Required task: Collect every line in the records below that contains the word "JSON".

++++ Exercise input

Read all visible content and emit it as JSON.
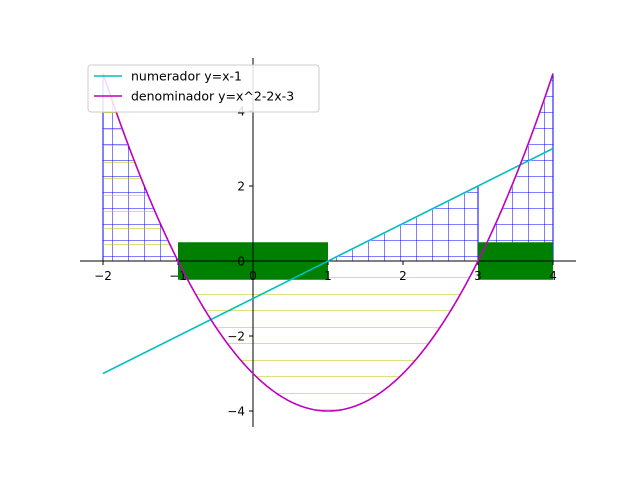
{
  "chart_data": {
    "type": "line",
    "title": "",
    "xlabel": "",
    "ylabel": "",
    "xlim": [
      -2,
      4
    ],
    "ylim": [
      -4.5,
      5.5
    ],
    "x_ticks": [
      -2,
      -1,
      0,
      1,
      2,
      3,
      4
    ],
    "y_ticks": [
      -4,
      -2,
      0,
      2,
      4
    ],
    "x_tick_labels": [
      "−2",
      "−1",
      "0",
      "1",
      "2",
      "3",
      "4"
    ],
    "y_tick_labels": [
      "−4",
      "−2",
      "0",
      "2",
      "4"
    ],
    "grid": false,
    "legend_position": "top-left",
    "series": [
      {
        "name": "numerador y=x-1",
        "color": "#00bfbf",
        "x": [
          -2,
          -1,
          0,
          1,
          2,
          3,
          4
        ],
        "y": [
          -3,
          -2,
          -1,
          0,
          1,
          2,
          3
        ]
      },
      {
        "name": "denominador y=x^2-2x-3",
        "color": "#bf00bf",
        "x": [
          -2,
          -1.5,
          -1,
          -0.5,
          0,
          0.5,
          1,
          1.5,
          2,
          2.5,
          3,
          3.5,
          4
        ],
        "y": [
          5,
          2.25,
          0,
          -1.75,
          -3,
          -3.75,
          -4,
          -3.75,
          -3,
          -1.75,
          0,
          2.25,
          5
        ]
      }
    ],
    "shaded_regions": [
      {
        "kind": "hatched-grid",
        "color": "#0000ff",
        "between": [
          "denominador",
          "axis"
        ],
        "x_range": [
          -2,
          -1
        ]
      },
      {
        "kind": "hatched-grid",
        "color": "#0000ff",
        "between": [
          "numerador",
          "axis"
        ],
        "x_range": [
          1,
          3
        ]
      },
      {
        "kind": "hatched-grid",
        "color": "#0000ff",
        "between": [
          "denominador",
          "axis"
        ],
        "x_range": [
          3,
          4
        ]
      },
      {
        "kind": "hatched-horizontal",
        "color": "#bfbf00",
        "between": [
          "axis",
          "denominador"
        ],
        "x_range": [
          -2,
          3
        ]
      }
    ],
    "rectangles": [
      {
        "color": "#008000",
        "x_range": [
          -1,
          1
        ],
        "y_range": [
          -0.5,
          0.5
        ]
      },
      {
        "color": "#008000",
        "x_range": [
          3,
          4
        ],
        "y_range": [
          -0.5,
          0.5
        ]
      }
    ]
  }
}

++++++++
++++ Exercise input

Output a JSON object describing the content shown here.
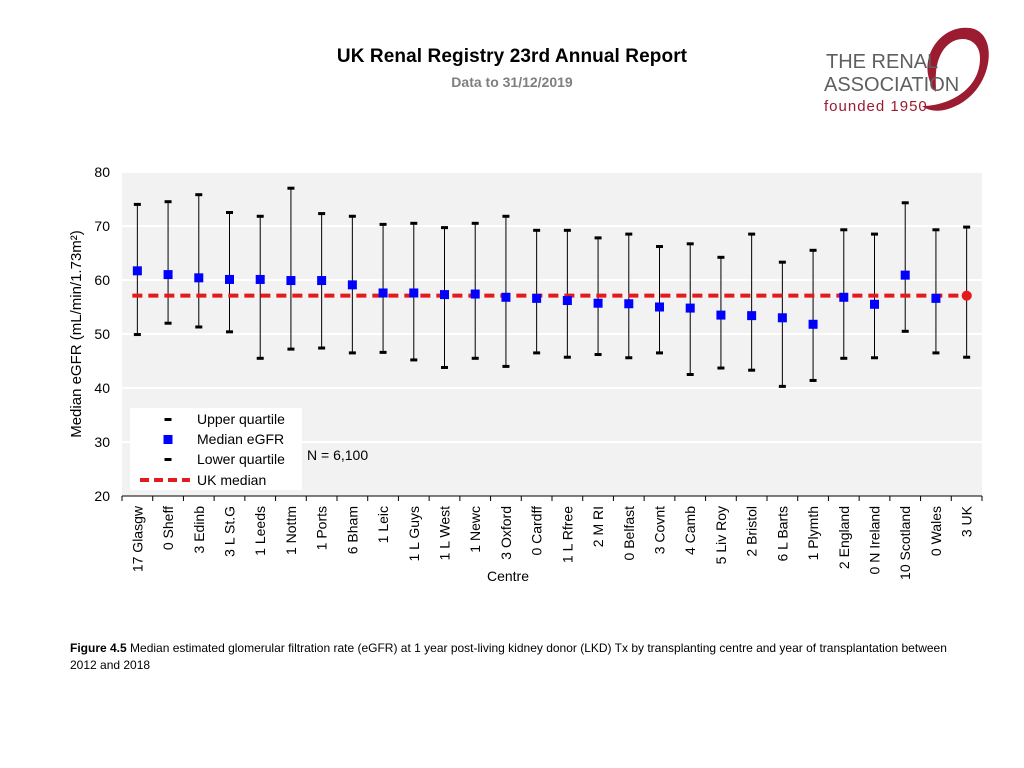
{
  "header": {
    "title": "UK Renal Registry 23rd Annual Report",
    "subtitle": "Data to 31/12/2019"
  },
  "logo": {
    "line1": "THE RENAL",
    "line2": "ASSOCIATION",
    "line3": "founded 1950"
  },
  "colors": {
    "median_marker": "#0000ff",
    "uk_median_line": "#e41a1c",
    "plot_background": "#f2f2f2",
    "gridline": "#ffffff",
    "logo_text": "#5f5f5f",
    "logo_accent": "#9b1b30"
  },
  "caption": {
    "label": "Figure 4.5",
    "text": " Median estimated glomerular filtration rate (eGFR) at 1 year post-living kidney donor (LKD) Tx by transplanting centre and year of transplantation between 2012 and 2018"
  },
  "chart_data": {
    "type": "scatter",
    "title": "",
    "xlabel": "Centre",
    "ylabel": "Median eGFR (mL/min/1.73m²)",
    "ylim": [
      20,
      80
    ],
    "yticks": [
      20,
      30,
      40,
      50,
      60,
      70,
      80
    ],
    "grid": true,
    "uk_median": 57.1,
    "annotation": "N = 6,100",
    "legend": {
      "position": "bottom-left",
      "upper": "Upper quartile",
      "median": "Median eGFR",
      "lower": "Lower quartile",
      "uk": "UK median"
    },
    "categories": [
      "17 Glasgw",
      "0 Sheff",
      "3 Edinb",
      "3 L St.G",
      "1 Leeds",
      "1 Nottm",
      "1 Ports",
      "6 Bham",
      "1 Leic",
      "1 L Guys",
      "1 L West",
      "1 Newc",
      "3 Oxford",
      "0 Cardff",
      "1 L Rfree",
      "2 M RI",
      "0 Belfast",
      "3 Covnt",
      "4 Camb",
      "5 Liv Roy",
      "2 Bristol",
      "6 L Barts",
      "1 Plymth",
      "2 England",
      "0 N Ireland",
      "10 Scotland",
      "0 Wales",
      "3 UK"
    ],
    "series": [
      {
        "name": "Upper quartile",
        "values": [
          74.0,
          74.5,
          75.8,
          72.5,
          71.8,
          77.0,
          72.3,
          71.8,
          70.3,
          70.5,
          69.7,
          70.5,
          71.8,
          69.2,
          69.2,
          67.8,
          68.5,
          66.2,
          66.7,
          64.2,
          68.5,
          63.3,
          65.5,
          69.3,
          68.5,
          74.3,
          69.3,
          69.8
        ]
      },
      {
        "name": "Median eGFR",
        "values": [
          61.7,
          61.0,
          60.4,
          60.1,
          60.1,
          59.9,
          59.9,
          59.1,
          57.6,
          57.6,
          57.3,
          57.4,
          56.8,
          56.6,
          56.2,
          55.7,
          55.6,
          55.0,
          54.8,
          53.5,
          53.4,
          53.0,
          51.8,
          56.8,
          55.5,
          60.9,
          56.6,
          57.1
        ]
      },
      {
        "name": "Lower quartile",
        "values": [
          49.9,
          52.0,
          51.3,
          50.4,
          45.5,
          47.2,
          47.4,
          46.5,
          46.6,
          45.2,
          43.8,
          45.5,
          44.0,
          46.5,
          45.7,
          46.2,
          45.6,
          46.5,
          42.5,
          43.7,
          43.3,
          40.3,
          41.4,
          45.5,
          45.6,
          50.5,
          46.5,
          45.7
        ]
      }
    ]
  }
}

++++++++
++++ Exercise input

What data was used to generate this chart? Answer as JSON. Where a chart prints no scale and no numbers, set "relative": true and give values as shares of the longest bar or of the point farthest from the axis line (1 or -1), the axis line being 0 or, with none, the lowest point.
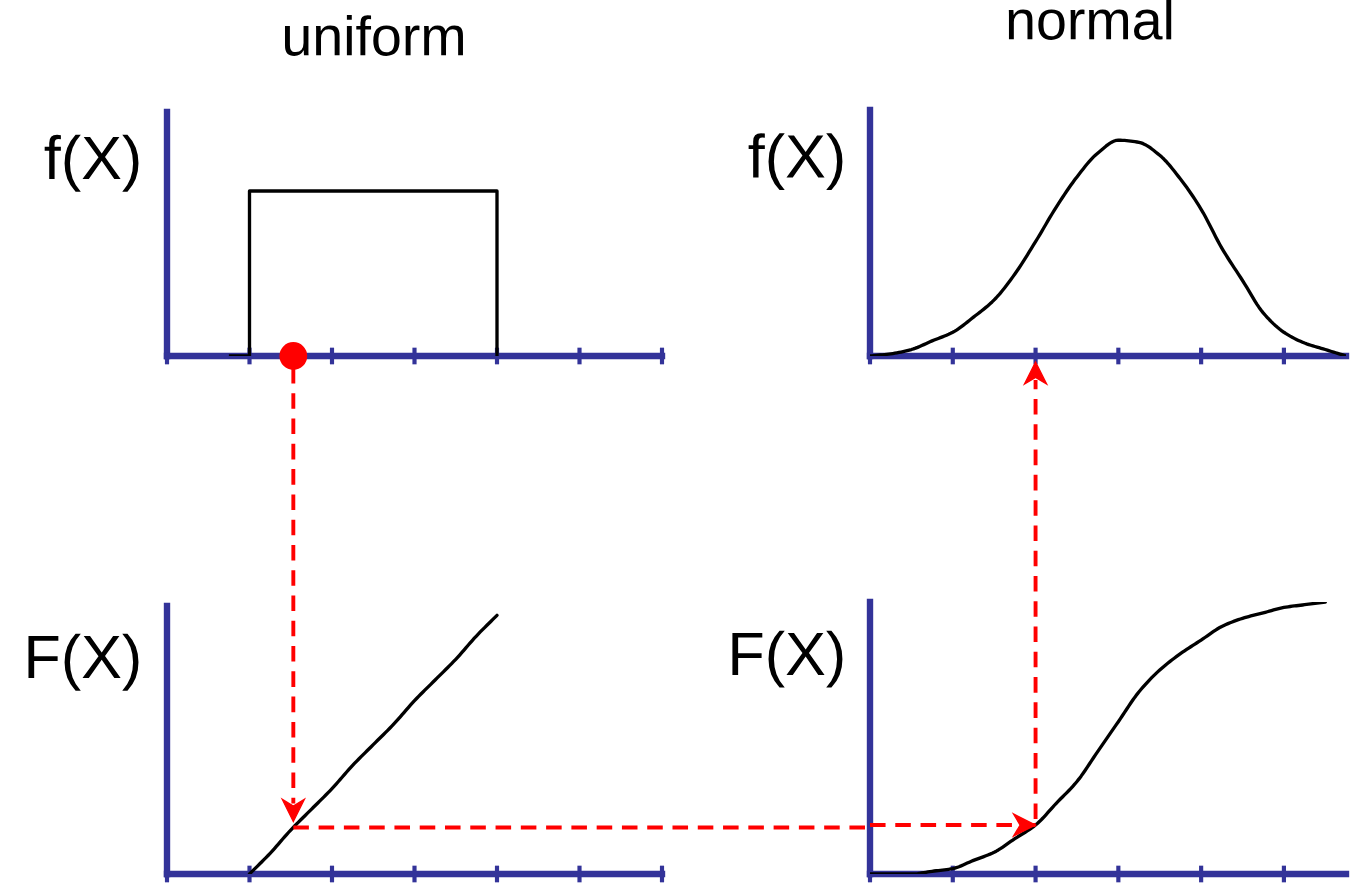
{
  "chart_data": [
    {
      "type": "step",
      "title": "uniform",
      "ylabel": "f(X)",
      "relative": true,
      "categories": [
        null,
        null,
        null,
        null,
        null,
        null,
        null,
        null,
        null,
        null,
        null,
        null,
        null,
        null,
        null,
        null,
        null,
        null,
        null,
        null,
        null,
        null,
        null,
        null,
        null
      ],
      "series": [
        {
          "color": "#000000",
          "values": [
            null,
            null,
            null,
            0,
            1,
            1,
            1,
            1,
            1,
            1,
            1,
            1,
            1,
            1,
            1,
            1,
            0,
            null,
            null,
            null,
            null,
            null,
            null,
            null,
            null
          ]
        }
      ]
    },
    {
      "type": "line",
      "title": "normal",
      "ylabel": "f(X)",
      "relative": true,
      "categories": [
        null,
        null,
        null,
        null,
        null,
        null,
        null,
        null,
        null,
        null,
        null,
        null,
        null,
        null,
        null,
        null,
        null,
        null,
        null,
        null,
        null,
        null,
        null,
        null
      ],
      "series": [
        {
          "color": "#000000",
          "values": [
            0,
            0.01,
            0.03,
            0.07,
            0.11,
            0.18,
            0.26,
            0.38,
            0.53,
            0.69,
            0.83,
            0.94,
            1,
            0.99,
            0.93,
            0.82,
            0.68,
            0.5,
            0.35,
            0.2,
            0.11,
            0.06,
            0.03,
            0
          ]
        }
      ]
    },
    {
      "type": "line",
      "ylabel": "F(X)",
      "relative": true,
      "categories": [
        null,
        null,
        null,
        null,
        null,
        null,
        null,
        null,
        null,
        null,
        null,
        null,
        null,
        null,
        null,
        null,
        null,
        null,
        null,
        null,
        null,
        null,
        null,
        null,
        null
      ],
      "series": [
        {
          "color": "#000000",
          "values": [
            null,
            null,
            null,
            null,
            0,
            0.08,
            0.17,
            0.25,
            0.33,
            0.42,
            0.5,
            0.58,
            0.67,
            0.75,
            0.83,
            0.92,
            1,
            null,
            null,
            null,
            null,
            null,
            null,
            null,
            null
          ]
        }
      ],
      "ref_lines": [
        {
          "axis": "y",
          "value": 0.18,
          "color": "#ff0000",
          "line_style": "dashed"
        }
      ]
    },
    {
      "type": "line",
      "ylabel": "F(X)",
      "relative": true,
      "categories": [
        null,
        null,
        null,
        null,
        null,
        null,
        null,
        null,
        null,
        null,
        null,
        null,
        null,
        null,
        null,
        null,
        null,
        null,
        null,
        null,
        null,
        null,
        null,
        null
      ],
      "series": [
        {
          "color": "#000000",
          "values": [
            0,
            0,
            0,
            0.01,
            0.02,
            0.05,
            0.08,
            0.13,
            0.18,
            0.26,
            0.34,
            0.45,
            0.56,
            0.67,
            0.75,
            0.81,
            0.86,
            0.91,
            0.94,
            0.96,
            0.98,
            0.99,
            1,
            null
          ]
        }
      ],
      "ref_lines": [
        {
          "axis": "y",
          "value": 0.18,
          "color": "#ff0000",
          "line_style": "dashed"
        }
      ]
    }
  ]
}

++++++++

Exercise result:
Read all visible content and emit it as JSON.
Output a JSON object describing the content shown here.
What data was used to generate this chart? Answer as JSON. Where a chart prints no scale and no numbers, set "relative": true and give values as shares of the longest bar or of the point farthest from the axis line (1 or -1), the axis line being 0 or, with none, the lowest point.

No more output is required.